→ **RECORDS SUPPLIED**
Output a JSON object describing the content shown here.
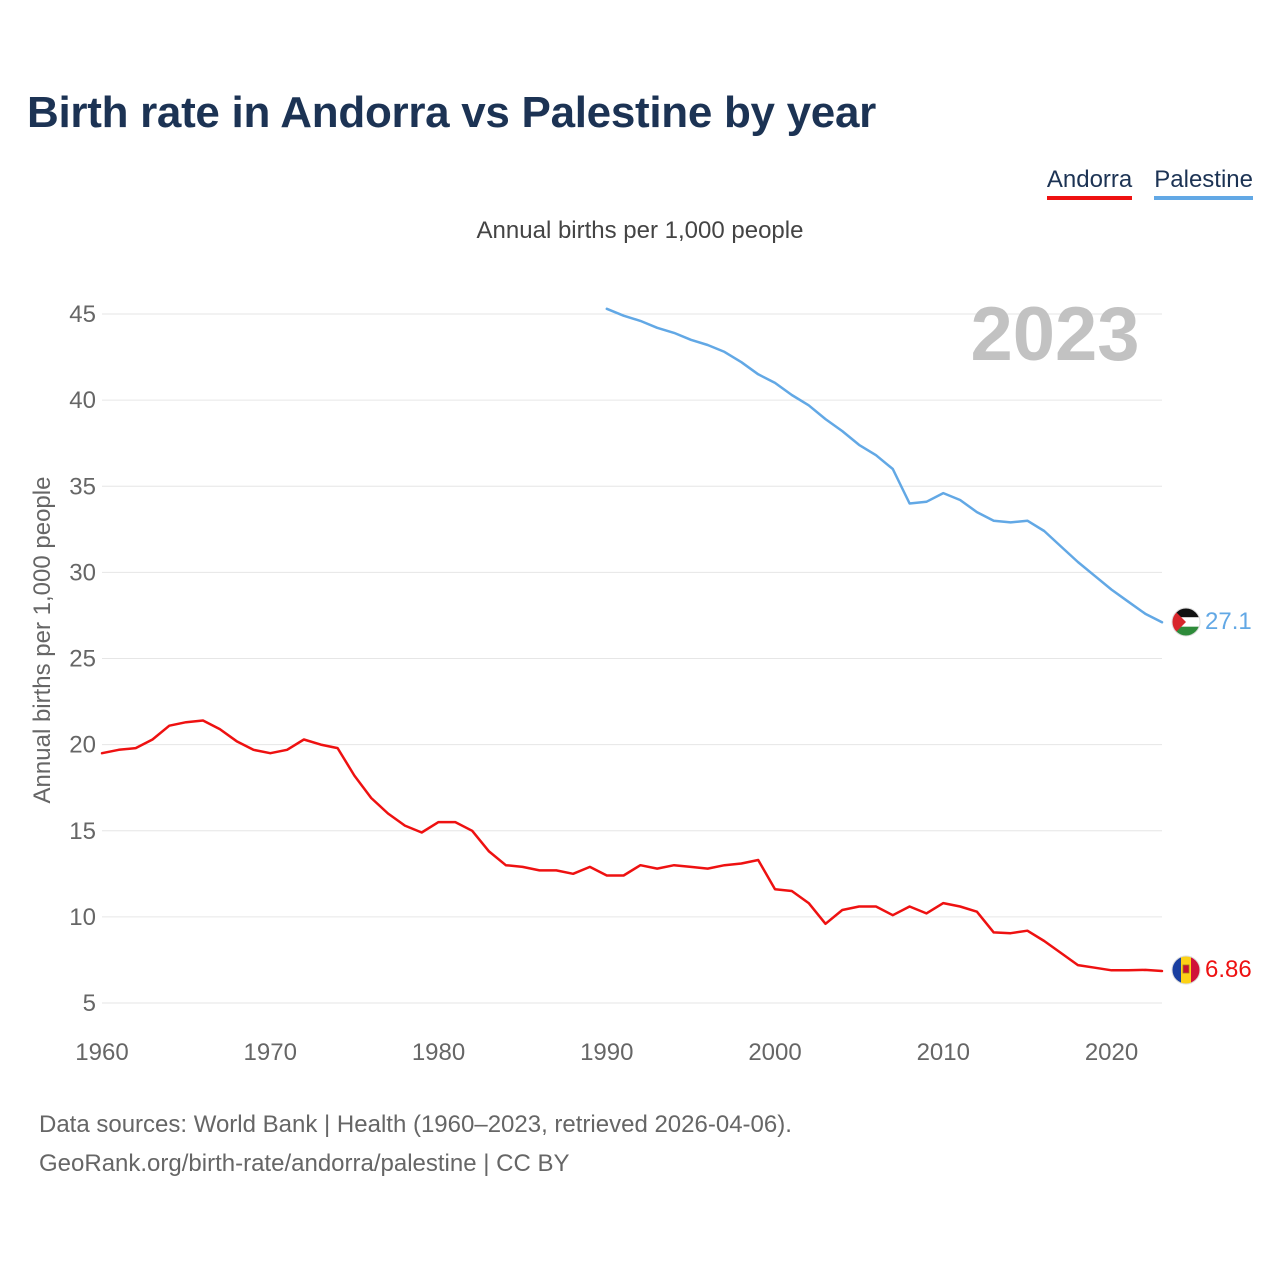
{
  "title": "Birth rate in Andorra vs Palestine by year",
  "legend": [
    {
      "label": "Andorra",
      "color": "#ee1111"
    },
    {
      "label": "Palestine",
      "color": "#62a8e5"
    }
  ],
  "subtitle": "Annual births per 1,000 people",
  "year_watermark": "2023",
  "footer": {
    "line1": "Data sources: World Bank | Health (1960–2023, retrieved 2026-04-06).",
    "line2": "GeoRank.org/birth-rate/andorra/palestine | CC BY"
  },
  "chart_data": {
    "type": "line",
    "title": "Birth rate in Andorra vs Palestine by year",
    "xlabel": "",
    "ylabel": "Annual births per 1,000 people",
    "xlim": [
      1960,
      2023
    ],
    "ylim": [
      4,
      47
    ],
    "xticks": [
      1960,
      1970,
      1980,
      1990,
      2000,
      2010,
      2020
    ],
    "yticks": [
      5,
      10,
      15,
      20,
      25,
      30,
      35,
      40,
      45
    ],
    "grid": true,
    "legend_position": "top-right",
    "series": [
      {
        "name": "Andorra",
        "color": "#ee1111",
        "end_label": "6.86",
        "x_start": 1960,
        "values": [
          19.5,
          19.7,
          19.8,
          20.3,
          21.1,
          21.3,
          21.4,
          20.9,
          20.2,
          19.7,
          19.5,
          19.7,
          20.3,
          20.0,
          19.8,
          18.2,
          16.9,
          16.0,
          15.3,
          14.9,
          15.5,
          15.5,
          15.0,
          13.8,
          13.0,
          12.9,
          12.7,
          12.7,
          12.5,
          12.9,
          12.4,
          12.4,
          13.0,
          12.8,
          13.0,
          12.9,
          12.8,
          13.0,
          13.1,
          13.3,
          11.6,
          11.5,
          10.8,
          9.6,
          10.4,
          10.6,
          10.6,
          10.1,
          10.6,
          10.2,
          10.8,
          10.6,
          10.3,
          9.1,
          9.05,
          9.2,
          8.6,
          7.9,
          7.2,
          7.05,
          6.9,
          6.9,
          6.92,
          6.86
        ]
      },
      {
        "name": "Palestine",
        "color": "#62a8e5",
        "end_label": "27.1",
        "x_start": 1990,
        "values": [
          45.3,
          44.9,
          44.6,
          44.2,
          43.9,
          43.5,
          43.2,
          42.8,
          42.2,
          41.5,
          41.0,
          40.3,
          39.7,
          38.9,
          38.2,
          37.4,
          36.8,
          36.0,
          34.0,
          34.1,
          34.6,
          34.2,
          33.5,
          33.0,
          32.9,
          33.0,
          32.4,
          31.5,
          30.6,
          29.8,
          29.0,
          28.3,
          27.6,
          27.1
        ]
      }
    ]
  }
}
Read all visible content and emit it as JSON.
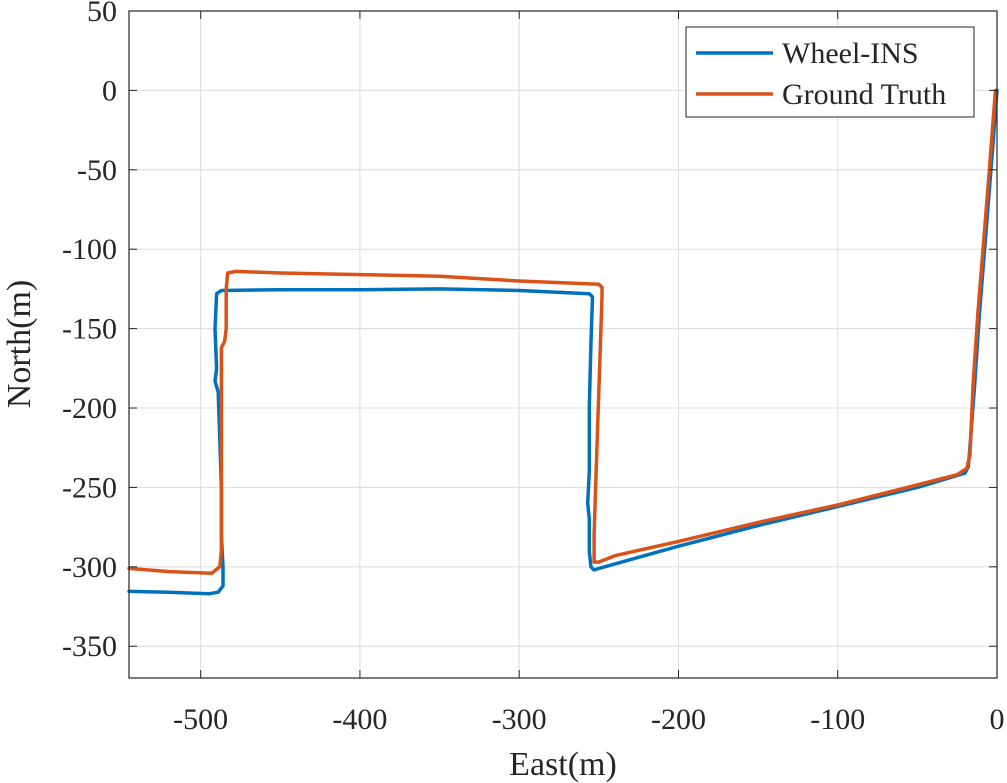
{
  "chart_data": {
    "type": "line",
    "title": "",
    "xlabel": "East(m)",
    "ylabel": "North(m)",
    "xlim": [
      -545,
      0
    ],
    "ylim": [
      -370,
      50
    ],
    "xticks": [
      -500,
      -400,
      -300,
      -200,
      -100,
      0
    ],
    "yticks": [
      50,
      0,
      -50,
      -100,
      -150,
      -200,
      -250,
      -300,
      -350
    ],
    "xtick_labels": [
      "-500",
      "-400",
      "-300",
      "-200",
      "-100",
      "0"
    ],
    "ytick_labels": [
      "50",
      "0",
      "-50",
      "-100",
      "-150",
      "-200",
      "-250",
      "-300",
      "-350"
    ],
    "grid": true,
    "legend_position": "top-right",
    "series": [
      {
        "name": "Wheel-INS",
        "color": "#0072BD",
        "points": [
          [
            0,
            0
          ],
          [
            -3,
            -40
          ],
          [
            -7,
            -90
          ],
          [
            -11,
            -140
          ],
          [
            -14,
            -185
          ],
          [
            -17,
            -225
          ],
          [
            -18,
            -237
          ],
          [
            -20,
            -241
          ],
          [
            -50,
            -250
          ],
          [
            -100,
            -262
          ],
          [
            -150,
            -274
          ],
          [
            -200,
            -287
          ],
          [
            -250,
            -301
          ],
          [
            -253,
            -302
          ],
          [
            -255,
            -300
          ],
          [
            -256,
            -290
          ],
          [
            -256,
            -270
          ],
          [
            -257,
            -260
          ],
          [
            -256,
            -240
          ],
          [
            -256,
            -200
          ],
          [
            -255,
            -160
          ],
          [
            -254,
            -130
          ],
          [
            -256,
            -128
          ],
          [
            -300,
            -126
          ],
          [
            -350,
            -125
          ],
          [
            -400,
            -125.5
          ],
          [
            -450,
            -125.5
          ],
          [
            -487,
            -126
          ],
          [
            -490,
            -128
          ],
          [
            -491,
            -150
          ],
          [
            -490,
            -175
          ],
          [
            -491,
            -183
          ],
          [
            -489,
            -190
          ],
          [
            -488,
            -220
          ],
          [
            -487,
            -250
          ],
          [
            -487,
            -280
          ],
          [
            -486,
            -300
          ],
          [
            -486,
            -312
          ],
          [
            -489,
            -316
          ],
          [
            -495,
            -317
          ],
          [
            -520,
            -316
          ],
          [
            -545,
            -315.5
          ]
        ]
      },
      {
        "name": "Ground Truth",
        "color": "#D95319",
        "points": [
          [
            -1,
            0
          ],
          [
            -4,
            -40
          ],
          [
            -8,
            -90
          ],
          [
            -12,
            -140
          ],
          [
            -15,
            -185
          ],
          [
            -17,
            -230
          ],
          [
            -19,
            -238
          ],
          [
            -25,
            -242
          ],
          [
            -60,
            -251
          ],
          [
            -100,
            -261
          ],
          [
            -150,
            -272
          ],
          [
            -200,
            -284
          ],
          [
            -240,
            -293
          ],
          [
            -250,
            -297
          ],
          [
            -253,
            -297
          ],
          [
            -253,
            -280
          ],
          [
            -252,
            -250
          ],
          [
            -251,
            -220
          ],
          [
            -250,
            -190
          ],
          [
            -249,
            -160
          ],
          [
            -248,
            -130
          ],
          [
            -248,
            -124
          ],
          [
            -250,
            -122
          ],
          [
            -300,
            -120
          ],
          [
            -350,
            -117
          ],
          [
            -400,
            -116
          ],
          [
            -450,
            -115
          ],
          [
            -478,
            -114
          ],
          [
            -483,
            -115
          ],
          [
            -484,
            -125
          ],
          [
            -484,
            -150
          ],
          [
            -485,
            -158
          ],
          [
            -487,
            -162
          ],
          [
            -487,
            -200
          ],
          [
            -487,
            -250
          ],
          [
            -487,
            -290
          ],
          [
            -488,
            -300
          ],
          [
            -493,
            -304
          ],
          [
            -520,
            -303
          ],
          [
            -545,
            -301
          ]
        ]
      }
    ]
  }
}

→ **WRITTEN REQUEST**
Transcribe every line in the entries above, taking out only the images.

→ **THE SOLUTION**
Output a JSON object describing the content shown here.
{
  "title": "Birth rate in Andorra vs Palestine by year",
  "legend": [
    {
      "label": "Andorra",
      "color": "#ee1111"
    },
    {
      "label": "Palestine",
      "color": "#62a8e5"
    }
  ],
  "subtitle": "Annual births per 1,000 people",
  "year_watermark": "2023",
  "footer": {
    "line1": "Data sources: World Bank | Health (1960–2023, retrieved 2026-04-06).",
    "line2": "GeoRank.org/birth-rate/andorra/palestine | CC BY"
  },
  "chart_data": {
    "type": "line",
    "title": "Birth rate in Andorra vs Palestine by year",
    "xlabel": "",
    "ylabel": "Annual births per 1,000 people",
    "xlim": [
      1960,
      2023
    ],
    "ylim": [
      4,
      47
    ],
    "xticks": [
      1960,
      1970,
      1980,
      1990,
      2000,
      2010,
      2020
    ],
    "yticks": [
      5,
      10,
      15,
      20,
      25,
      30,
      35,
      40,
      45
    ],
    "grid": true,
    "legend_position": "top-right",
    "series": [
      {
        "name": "Andorra",
        "color": "#ee1111",
        "end_label": "6.86",
        "x_start": 1960,
        "values": [
          19.5,
          19.7,
          19.8,
          20.3,
          21.1,
          21.3,
          21.4,
          20.9,
          20.2,
          19.7,
          19.5,
          19.7,
          20.3,
          20.0,
          19.8,
          18.2,
          16.9,
          16.0,
          15.3,
          14.9,
          15.5,
          15.5,
          15.0,
          13.8,
          13.0,
          12.9,
          12.7,
          12.7,
          12.5,
          12.9,
          12.4,
          12.4,
          13.0,
          12.8,
          13.0,
          12.9,
          12.8,
          13.0,
          13.1,
          13.3,
          11.6,
          11.5,
          10.8,
          9.6,
          10.4,
          10.6,
          10.6,
          10.1,
          10.6,
          10.2,
          10.8,
          10.6,
          10.3,
          9.1,
          9.05,
          9.2,
          8.6,
          7.9,
          7.2,
          7.05,
          6.9,
          6.9,
          6.92,
          6.86
        ]
      },
      {
        "name": "Palestine",
        "color": "#62a8e5",
        "end_label": "27.1",
        "x_start": 1990,
        "values": [
          45.3,
          44.9,
          44.6,
          44.2,
          43.9,
          43.5,
          43.2,
          42.8,
          42.2,
          41.5,
          41.0,
          40.3,
          39.7,
          38.9,
          38.2,
          37.4,
          36.8,
          36.0,
          34.0,
          34.1,
          34.6,
          34.2,
          33.5,
          33.0,
          32.9,
          33.0,
          32.4,
          31.5,
          30.6,
          29.8,
          29.0,
          28.3,
          27.6,
          27.1
        ]
      }
    ]
  }
}
Read all visible content and emit it as JSON.
{
  "chart_data": {
    "type": "line",
    "title": "",
    "xlabel": "East(m)",
    "ylabel": "North(m)",
    "xlim": [
      -545,
      0
    ],
    "ylim": [
      -370,
      50
    ],
    "xticks": [
      -500,
      -400,
      -300,
      -200,
      -100,
      0
    ],
    "yticks": [
      50,
      0,
      -50,
      -100,
      -150,
      -200,
      -250,
      -300,
      -350
    ],
    "xtick_labels": [
      "-500",
      "-400",
      "-300",
      "-200",
      "-100",
      "0"
    ],
    "ytick_labels": [
      "50",
      "0",
      "-50",
      "-100",
      "-150",
      "-200",
      "-250",
      "-300",
      "-350"
    ],
    "grid": true,
    "legend_position": "top-right",
    "series": [
      {
        "name": "Wheel-INS",
        "color": "#0072BD",
        "points": [
          [
            0,
            0
          ],
          [
            -3,
            -40
          ],
          [
            -7,
            -90
          ],
          [
            -11,
            -140
          ],
          [
            -14,
            -185
          ],
          [
            -17,
            -225
          ],
          [
            -18,
            -237
          ],
          [
            -20,
            -241
          ],
          [
            -50,
            -250
          ],
          [
            -100,
            -262
          ],
          [
            -150,
            -274
          ],
          [
            -200,
            -287
          ],
          [
            -250,
            -301
          ],
          [
            -253,
            -302
          ],
          [
            -255,
            -300
          ],
          [
            -256,
            -290
          ],
          [
            -256,
            -270
          ],
          [
            -257,
            -260
          ],
          [
            -256,
            -240
          ],
          [
            -256,
            -200
          ],
          [
            -255,
            -160
          ],
          [
            -254,
            -130
          ],
          [
            -256,
            -128
          ],
          [
            -300,
            -126
          ],
          [
            -350,
            -125
          ],
          [
            -400,
            -125.5
          ],
          [
            -450,
            -125.5
          ],
          [
            -487,
            -126
          ],
          [
            -490,
            -128
          ],
          [
            -491,
            -150
          ],
          [
            -490,
            -175
          ],
          [
            -491,
            -183
          ],
          [
            -489,
            -190
          ],
          [
            -488,
            -220
          ],
          [
            -487,
            -250
          ],
          [
            -487,
            -280
          ],
          [
            -486,
            -300
          ],
          [
            -486,
            -312
          ],
          [
            -489,
            -316
          ],
          [
            -495,
            -317
          ],
          [
            -520,
            -316
          ],
          [
            -545,
            -315.5
          ]
        ]
      },
      {
        "name": "Ground Truth",
        "color": "#D95319",
        "points": [
          [
            -1,
            0
          ],
          [
            -4,
            -40
          ],
          [
            -8,
            -90
          ],
          [
            -12,
            -140
          ],
          [
            -15,
            -185
          ],
          [
            -17,
            -230
          ],
          [
            -19,
            -238
          ],
          [
            -25,
            -242
          ],
          [
            -60,
            -251
          ],
          [
            -100,
            -261
          ],
          [
            -150,
            -272
          ],
          [
            -200,
            -284
          ],
          [
            -240,
            -293
          ],
          [
            -250,
            -297
          ],
          [
            -253,
            -297
          ],
          [
            -253,
            -280
          ],
          [
            -252,
            -250
          ],
          [
            -251,
            -220
          ],
          [
            -250,
            -190
          ],
          [
            -249,
            -160
          ],
          [
            -248,
            -130
          ],
          [
            -248,
            -124
          ],
          [
            -250,
            -122
          ],
          [
            -300,
            -120
          ],
          [
            -350,
            -117
          ],
          [
            -400,
            -116
          ],
          [
            -450,
            -115
          ],
          [
            -478,
            -114
          ],
          [
            -483,
            -115
          ],
          [
            -484,
            -125
          ],
          [
            -484,
            -150
          ],
          [
            -485,
            -158
          ],
          [
            -487,
            -162
          ],
          [
            -487,
            -200
          ],
          [
            -487,
            -250
          ],
          [
            -487,
            -290
          ],
          [
            -488,
            -300
          ],
          [
            -493,
            -304
          ],
          [
            -520,
            -303
          ],
          [
            -545,
            -301
          ]
        ]
      }
    ]
  }
}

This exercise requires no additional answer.